* **Request**
Give a verbatim quotation of every record.

=== Data provided ===

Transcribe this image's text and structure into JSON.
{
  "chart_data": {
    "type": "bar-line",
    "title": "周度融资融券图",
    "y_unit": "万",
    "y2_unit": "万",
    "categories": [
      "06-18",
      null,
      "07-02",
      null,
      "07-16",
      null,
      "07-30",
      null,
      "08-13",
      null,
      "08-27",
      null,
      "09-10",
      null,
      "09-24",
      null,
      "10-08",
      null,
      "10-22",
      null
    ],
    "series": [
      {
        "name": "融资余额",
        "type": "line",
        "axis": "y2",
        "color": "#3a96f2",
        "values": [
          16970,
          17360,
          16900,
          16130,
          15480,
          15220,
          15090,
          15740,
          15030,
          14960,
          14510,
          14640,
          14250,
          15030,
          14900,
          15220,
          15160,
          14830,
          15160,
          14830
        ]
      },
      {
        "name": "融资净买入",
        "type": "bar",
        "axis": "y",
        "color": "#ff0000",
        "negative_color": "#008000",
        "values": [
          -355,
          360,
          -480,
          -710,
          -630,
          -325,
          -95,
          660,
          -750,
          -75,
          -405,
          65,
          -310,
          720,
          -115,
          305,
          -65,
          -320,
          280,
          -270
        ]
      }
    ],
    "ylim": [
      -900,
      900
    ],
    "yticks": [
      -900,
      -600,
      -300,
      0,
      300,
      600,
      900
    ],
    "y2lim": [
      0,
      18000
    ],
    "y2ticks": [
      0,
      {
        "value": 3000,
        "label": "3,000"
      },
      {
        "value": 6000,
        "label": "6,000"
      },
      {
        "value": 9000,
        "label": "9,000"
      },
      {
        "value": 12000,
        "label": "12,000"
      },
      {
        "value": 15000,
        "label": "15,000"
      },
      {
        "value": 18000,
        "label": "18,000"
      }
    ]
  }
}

===

* **Result of the task**
Transcribe this image's text and structure into JSON.
{
  "chart_data": {
    "type": "bar-line",
    "title": "周度融资融券图",
    "y_unit": "万",
    "y2_unit": "万",
    "categories": [
      "06-18",
      null,
      "07-02",
      null,
      "07-16",
      null,
      "07-30",
      null,
      "08-13",
      null,
      "08-27",
      null,
      "09-10",
      null,
      "09-24",
      null,
      "10-08",
      null,
      "10-22",
      null
    ],
    "series": [
      {
        "name": "融资余额",
        "type": "line",
        "axis": "y2",
        "color": "#3a96f2",
        "values": [
          16970,
          17360,
          16900,
          16130,
          15480,
          15220,
          15090,
          15740,
          15030,
          14960,
          14510,
          14640,
          14250,
          15030,
          14900,
          15220,
          15160,
          14830,
          15160,
          14830
        ]
      },
      {
        "name": "融资净买入",
        "type": "bar",
        "axis": "y",
        "color": "#ff0000",
        "negative_color": "#008000",
        "values": [
          -355,
          360,
          -480,
          -710,
          -630,
          -325,
          -95,
          660,
          -750,
          -75,
          -405,
          65,
          -310,
          720,
          -115,
          305,
          -65,
          -320,
          280,
          -270
        ]
      }
    ],
    "ylim": [
      -900,
      900
    ],
    "yticks": [
      -900,
      -600,
      -300,
      0,
      300,
      600,
      900
    ],
    "y2lim": [
      0,
      18000
    ],
    "y2ticks": [
      0,
      {
        "value": 3000,
        "label": "3,000"
      },
      {
        "value": 6000,
        "label": "6,000"
      },
      {
        "value": 9000,
        "label": "9,000"
      },
      {
        "value": 12000,
        "label": "12,000"
      },
      {
        "value": 15000,
        "label": "15,000"
      },
      {
        "value": 18000,
        "label": "18,000"
      }
    ]
  }
}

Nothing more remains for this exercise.